— BEGIN —

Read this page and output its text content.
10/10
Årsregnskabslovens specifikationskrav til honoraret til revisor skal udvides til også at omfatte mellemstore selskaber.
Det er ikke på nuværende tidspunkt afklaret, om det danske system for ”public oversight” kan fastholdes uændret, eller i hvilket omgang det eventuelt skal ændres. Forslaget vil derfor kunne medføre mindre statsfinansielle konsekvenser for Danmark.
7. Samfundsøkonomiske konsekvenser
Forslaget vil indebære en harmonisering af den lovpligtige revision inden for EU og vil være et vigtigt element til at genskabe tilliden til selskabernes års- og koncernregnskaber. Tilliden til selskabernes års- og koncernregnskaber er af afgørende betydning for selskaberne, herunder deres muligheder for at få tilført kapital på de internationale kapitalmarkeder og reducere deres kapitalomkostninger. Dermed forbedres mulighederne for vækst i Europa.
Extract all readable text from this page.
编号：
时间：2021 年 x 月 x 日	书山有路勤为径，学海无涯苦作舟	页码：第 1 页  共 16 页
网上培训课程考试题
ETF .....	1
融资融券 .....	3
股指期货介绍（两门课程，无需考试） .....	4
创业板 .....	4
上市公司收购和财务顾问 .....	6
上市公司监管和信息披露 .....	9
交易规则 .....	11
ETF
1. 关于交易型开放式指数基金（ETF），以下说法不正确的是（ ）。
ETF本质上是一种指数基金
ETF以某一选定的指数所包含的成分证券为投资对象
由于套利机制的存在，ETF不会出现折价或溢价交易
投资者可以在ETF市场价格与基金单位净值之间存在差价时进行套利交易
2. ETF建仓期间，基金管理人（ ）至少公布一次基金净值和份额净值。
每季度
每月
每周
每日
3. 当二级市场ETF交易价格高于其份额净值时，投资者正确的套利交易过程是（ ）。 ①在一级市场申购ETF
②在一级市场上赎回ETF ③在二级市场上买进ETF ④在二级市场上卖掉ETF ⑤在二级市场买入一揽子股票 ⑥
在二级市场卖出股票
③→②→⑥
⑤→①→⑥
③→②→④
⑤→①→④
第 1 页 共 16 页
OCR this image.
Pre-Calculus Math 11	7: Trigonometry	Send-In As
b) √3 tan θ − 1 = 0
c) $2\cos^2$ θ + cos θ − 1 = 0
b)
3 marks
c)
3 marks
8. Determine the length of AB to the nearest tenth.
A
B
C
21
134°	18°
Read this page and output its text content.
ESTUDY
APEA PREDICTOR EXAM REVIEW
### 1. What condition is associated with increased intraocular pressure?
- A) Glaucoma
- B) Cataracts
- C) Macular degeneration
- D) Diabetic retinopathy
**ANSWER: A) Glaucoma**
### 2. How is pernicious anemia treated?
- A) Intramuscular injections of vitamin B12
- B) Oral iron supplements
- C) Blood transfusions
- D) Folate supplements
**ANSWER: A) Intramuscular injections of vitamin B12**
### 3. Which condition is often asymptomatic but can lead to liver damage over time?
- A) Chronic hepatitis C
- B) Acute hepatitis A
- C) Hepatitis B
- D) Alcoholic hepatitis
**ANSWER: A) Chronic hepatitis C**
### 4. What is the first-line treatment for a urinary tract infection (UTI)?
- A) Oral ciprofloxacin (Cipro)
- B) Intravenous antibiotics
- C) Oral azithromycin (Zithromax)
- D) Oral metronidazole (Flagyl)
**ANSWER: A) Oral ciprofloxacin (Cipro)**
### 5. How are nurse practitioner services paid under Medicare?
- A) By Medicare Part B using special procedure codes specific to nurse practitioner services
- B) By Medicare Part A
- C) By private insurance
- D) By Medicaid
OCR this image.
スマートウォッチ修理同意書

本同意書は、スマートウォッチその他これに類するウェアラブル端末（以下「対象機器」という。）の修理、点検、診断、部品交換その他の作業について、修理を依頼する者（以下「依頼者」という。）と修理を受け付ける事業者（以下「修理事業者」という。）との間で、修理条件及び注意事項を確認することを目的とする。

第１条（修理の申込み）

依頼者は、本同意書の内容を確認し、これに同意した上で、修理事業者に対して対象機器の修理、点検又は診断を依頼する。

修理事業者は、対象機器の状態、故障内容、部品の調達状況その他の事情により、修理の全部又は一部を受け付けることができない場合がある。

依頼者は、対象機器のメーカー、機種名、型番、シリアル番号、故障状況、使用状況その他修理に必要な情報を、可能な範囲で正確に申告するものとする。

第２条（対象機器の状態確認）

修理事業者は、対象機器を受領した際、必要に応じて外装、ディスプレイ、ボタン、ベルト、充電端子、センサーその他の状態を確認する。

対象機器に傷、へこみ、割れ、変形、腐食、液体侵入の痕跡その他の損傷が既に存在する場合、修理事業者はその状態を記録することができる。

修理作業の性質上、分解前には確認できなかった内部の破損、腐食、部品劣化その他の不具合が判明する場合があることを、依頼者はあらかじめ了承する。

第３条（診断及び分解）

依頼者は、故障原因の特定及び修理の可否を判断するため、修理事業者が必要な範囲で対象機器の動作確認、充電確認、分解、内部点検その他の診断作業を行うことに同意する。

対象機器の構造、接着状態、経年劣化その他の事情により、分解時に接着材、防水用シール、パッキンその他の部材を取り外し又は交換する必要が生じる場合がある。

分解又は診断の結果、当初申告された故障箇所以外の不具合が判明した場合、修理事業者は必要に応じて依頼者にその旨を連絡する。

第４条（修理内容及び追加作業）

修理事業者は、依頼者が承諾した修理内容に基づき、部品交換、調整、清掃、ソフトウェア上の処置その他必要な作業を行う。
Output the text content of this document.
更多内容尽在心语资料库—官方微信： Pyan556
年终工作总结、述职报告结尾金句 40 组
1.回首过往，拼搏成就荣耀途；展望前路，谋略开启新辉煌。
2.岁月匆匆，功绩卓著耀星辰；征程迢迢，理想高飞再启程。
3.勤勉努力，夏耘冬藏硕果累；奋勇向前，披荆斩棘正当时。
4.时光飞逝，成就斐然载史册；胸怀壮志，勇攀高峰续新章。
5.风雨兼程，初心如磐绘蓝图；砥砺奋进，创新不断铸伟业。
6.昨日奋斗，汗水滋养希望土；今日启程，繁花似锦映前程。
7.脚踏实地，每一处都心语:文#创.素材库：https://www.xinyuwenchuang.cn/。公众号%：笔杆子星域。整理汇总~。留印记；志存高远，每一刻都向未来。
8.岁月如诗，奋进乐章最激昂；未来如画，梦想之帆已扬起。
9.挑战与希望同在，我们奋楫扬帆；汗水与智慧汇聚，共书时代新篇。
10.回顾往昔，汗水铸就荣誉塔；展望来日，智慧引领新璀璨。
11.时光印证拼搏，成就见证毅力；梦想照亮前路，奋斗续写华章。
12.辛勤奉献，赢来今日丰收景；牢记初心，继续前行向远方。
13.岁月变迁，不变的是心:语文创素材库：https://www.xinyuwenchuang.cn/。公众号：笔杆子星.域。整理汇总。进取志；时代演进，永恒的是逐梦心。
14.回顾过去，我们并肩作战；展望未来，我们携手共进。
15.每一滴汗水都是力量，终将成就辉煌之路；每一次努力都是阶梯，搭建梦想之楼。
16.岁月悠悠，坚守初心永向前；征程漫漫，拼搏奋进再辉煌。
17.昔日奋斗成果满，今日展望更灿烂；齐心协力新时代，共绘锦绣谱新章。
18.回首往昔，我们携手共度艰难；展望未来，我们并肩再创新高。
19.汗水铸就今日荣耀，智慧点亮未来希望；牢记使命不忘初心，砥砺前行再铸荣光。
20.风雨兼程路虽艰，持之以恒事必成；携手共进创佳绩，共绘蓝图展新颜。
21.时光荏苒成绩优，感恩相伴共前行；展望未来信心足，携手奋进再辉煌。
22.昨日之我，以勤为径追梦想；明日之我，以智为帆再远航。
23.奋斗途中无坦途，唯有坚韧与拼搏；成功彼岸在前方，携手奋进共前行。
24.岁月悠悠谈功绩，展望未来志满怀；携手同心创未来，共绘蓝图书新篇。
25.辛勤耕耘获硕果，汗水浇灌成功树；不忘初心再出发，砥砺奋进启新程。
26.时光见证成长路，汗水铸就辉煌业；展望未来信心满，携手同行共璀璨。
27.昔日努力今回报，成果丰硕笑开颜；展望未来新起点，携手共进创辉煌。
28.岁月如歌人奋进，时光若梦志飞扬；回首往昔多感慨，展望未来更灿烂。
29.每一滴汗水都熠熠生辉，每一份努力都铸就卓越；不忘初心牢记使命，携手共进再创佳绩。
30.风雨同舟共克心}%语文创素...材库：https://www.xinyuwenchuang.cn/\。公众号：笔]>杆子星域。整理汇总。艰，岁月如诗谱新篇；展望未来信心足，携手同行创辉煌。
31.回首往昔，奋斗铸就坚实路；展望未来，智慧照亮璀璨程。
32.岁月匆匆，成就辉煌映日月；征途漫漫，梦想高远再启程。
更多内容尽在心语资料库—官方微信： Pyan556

— END —

• DESCRIPTION OF THE TASK:
Copy each line of the preceding data that contains the string "condition".

• PROBLEM SOLUTION:
### 1. What condition is associated with increased intraocular pressure?
### 3. Which condition is often asymptomatic but can lead to liver damage over time?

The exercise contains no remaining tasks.